**Données extraites:**
+--
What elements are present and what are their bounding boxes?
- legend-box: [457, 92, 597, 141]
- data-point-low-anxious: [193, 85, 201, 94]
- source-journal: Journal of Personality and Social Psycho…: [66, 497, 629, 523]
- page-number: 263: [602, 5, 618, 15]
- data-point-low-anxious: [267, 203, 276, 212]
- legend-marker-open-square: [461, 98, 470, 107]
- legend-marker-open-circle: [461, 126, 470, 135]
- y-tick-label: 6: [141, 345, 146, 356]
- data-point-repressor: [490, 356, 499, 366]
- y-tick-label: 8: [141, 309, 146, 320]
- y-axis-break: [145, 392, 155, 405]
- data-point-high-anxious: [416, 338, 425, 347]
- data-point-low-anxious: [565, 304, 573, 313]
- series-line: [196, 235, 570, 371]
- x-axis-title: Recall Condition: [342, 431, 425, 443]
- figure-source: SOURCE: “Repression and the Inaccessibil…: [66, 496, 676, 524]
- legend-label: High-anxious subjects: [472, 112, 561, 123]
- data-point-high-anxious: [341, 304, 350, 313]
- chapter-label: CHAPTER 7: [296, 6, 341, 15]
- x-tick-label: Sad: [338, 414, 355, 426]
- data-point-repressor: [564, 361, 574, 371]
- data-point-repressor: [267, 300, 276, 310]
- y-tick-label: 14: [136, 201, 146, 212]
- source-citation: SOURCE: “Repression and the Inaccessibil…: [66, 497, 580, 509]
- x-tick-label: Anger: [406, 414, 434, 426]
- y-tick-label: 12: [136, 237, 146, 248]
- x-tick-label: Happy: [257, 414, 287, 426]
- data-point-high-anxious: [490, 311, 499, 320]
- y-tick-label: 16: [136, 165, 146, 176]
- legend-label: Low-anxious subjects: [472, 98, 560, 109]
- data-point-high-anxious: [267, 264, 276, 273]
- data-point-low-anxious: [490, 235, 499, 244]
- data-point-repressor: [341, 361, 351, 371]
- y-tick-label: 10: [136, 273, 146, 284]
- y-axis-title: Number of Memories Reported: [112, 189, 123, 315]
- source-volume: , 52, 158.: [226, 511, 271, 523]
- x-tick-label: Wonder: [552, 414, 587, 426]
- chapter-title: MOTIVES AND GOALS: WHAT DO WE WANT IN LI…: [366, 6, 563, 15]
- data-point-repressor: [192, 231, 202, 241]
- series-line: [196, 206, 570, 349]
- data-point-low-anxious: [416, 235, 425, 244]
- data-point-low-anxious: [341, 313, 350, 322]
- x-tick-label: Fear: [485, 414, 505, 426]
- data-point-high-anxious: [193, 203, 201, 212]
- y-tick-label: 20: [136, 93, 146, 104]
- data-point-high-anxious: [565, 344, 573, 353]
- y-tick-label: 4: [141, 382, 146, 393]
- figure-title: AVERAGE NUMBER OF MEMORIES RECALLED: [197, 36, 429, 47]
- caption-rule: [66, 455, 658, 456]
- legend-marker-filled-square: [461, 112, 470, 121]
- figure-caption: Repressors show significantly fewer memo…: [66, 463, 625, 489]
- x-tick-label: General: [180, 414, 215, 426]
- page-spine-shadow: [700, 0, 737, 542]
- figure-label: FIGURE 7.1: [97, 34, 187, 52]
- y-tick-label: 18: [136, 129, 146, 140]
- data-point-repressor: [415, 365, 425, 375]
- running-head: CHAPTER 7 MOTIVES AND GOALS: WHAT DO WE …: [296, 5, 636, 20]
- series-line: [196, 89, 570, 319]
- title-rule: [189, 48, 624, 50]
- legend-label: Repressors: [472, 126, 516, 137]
+--
**Consigne:**
Présentez toutes les lignes des données ci-dessus sous forme de tableau Markdown à deux colonnes, « N° » pour le numéro de ligne et « Ligne » pour son texte, sans les lignes vides.

**Réponse:**
| N° | Ligne |
|---|---|
| 1 | What elements are present and what are their bounding boxes? |
| 2 | - legend-box: [457, 92, 597, 141] |
| 3 | - data-point-low-anxious: [193, 85, 201, 94] |
| 4 | - source-journal: Journal of Personality and Social Psycho…: [66, 497, 629, 523] |
| 5 | - page-number: 263: [602, 5, 618, 15] |
| 6 | - data-point-low-anxious: [267, 203, 276, 212] |
| 7 | - legend-marker-open-square: [461, 98, 470, 107] |
| 8 | - legend-marker-open-circle: [461, 126, 470, 135] |
| 9 | - y-tick-label: 6: [141, 345, 146, 356] |
| 10 | - data-point-repressor: [490, 356, 499, 366] |
| 11 | - y-tick-label: 8: [141, 309, 146, 320] |
| 12 | - y-axis-break: [145, 392, 155, 405] |
| 13 | - data-point-high-anxious: [416, 338, 425, 347] |
| 14 | - data-point-low-anxious: [565, 304, 573, 313] |
| 15 | - series-line: [196, 235, 570, 371] |
| 16 | - x-axis-title: Recall Condition: [342, 431, 425, 443] |
| 17 | - figure-source: SOURCE: “Repression and the Inaccessibil…: [66, 496, 676, 524] |
| 18 | - legend-label: High-anxious subjects: [472, 112, 561, 123] |
| 19 | - data-point-high-anxious: [341, 304, 350, 313] |
| 20 | - chapter-label: CHAPTER 7: [296, 6, 341, 15] |
| 21 | - x-tick-label: Sad: [338, 414, 355, 426] |
| 22 | - data-point-repressor: [564, 361, 574, 371] |
| 23 | - data-point-repressor: [267, 300, 276, 310] |
| 24 | - y-tick-label: 14: [136, 201, 146, 212] |
| 25 | - source-citation: SOURCE: “Repression and the Inaccessibil…: [66, 497, 580, 509] |
| 26 | - x-tick-label: Anger: [406, 414, 434, 426] |
| 27 | - y-tick-label: 12: [136, 237, 146, 248] |
| 28 | - x-tick-label: Happy: [257, 414, 287, 426] |
| 29 | - data-point-high-anxious: [490, 311, 499, 320] |
| 30 | - y-tick-label: 16: [136, 165, 146, 176] |
| 31 | - legend-label: Low-anxious subjects: [472, 98, 560, 109] |
| 32 | - data-point-high-anxious: [267, 264, 276, 273] |
| 33 | - data-point-low-anxious: [490, 235, 499, 244] |
| 34 | - data-point-repressor: [341, 361, 351, 371] |
| 35 | - y-tick-label: 10: [136, 273, 146, 284] |
| 36 | - y-axis-title: Number of Memories Reported: [112, 189, 123, 315] |
| 37 | - source-volume: , 52, 158.: [226, 511, 271, 523] |
| 38 | - x-tick-label: Wonder: [552, 414, 587, 426] |
| 39 | - chapter-title: MOTIVES AND GOALS: WHAT DO WE WANT IN LI…: [366, 6, 563, 15] |
| 40 | - data-point-repressor: [192, 231, 202, 241] |
| 41 | - series-line: [196, 206, 570, 349] |
| 42 | - data-point-low-anxious: [416, 235, 425, 244] |
| 43 | - data-point-low-anxious: [341, 313, 350, 322] |
| 44 | - x-tick-label: Fear: [485, 414, 505, 426] |
| 45 | - data-point-high-anxious: [193, 203, 201, 212] |
| 46 | - y-tick-label: 20: [136, 93, 146, 104] |
| 47 | - data-point-high-anxious: [565, 344, 573, 353] |
| 48 | - y-tick-label: 4: [141, 382, 146, 393] |
| 49 | - figure-title: AVERAGE NUMBER OF MEMORIES RECALLED: [197, 36, 429, 47] |
| 50 | - caption-rule: [66, 455, 658, 456] |
| 51 | - legend-marker-filled-square: [461, 112, 470, 121] |
| 52 | - figure-caption: Repressors show significantly fewer memo…: [66, 463, 625, 489] |
| 53 | - x-tick-label: General: [180, 414, 215, 426] |
| 54 | - page-spine-shadow: [700, 0, 737, 542] |
| 55 | - figure-label: FIGURE 7.1: [97, 34, 187, 52] |
| 56 | - y-tick-label: 18: [136, 129, 146, 140] |
| 57 | - data-point-repressor: [415, 365, 425, 375] |
| 58 | - running-head: CHAPTER 7 MOTIVES AND GOALS: WHAT DO WE …: [296, 5, 636, 20] |
| 59 | - series-line: [196, 89, 570, 319] |
| 60 | - title-rule: [189, 48, 624, 50] |
| 61 | - legend-label: Repressors: [472, 126, 516, 137] |